YOUR TASK: Take every line from the material that has the word "title" in it.

____

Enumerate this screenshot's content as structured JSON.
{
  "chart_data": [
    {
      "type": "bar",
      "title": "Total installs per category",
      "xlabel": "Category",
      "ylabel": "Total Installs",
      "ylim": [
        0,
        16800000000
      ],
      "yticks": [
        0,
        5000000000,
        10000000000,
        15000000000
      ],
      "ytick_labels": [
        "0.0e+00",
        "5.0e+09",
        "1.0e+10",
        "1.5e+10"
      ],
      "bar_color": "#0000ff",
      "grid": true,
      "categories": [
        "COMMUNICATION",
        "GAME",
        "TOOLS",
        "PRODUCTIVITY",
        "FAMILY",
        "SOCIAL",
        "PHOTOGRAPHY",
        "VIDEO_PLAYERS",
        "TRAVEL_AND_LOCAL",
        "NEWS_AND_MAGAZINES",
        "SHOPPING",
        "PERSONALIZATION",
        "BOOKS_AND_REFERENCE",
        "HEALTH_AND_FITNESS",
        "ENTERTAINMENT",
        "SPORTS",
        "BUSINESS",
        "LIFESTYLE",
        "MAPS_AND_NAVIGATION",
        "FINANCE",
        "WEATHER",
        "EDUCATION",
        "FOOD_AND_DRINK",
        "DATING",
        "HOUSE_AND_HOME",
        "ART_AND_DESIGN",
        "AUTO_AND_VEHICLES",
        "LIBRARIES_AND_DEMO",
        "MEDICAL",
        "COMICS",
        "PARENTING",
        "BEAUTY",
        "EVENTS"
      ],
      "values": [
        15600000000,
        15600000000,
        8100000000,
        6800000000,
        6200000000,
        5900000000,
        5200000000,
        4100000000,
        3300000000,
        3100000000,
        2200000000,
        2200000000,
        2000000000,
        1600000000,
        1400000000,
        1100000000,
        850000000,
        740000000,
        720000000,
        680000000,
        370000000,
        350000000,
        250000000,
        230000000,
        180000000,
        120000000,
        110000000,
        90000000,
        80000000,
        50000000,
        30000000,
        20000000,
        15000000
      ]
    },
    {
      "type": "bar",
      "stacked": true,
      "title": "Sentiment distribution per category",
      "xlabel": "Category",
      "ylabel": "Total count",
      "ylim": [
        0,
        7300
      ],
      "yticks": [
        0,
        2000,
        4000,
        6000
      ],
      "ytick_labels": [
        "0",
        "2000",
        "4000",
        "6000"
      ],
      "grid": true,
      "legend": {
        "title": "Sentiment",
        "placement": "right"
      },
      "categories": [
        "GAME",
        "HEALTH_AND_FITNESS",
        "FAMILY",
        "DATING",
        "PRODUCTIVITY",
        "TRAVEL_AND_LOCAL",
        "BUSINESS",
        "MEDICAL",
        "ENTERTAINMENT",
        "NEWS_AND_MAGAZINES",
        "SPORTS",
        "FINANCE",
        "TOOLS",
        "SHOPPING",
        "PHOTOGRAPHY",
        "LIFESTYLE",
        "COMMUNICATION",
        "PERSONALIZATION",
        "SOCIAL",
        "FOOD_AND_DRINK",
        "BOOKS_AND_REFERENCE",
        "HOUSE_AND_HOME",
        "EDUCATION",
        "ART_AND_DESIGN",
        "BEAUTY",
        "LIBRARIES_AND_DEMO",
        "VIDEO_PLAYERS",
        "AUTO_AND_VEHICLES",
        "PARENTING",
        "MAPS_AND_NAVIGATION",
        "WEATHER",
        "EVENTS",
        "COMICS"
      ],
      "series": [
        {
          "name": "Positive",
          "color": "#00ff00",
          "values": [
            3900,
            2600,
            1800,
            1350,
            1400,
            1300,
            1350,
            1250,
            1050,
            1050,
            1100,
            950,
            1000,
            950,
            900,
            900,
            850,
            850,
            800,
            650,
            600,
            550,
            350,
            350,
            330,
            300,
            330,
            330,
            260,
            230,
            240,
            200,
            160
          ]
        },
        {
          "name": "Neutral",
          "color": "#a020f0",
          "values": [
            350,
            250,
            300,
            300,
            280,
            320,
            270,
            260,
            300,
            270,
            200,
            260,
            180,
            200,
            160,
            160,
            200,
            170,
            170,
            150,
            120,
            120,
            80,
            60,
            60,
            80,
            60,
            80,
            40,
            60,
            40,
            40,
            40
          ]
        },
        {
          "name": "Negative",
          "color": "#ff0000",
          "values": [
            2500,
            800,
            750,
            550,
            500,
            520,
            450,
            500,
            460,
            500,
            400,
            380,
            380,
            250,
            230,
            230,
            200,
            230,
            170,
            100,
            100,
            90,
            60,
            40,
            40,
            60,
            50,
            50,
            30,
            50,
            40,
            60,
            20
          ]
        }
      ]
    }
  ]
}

____

SOLUTION FOR THIS EXERCISE:
      "title": "Total installs per category",
      "title": "Sentiment distribution per category",
        "title": "Sentiment",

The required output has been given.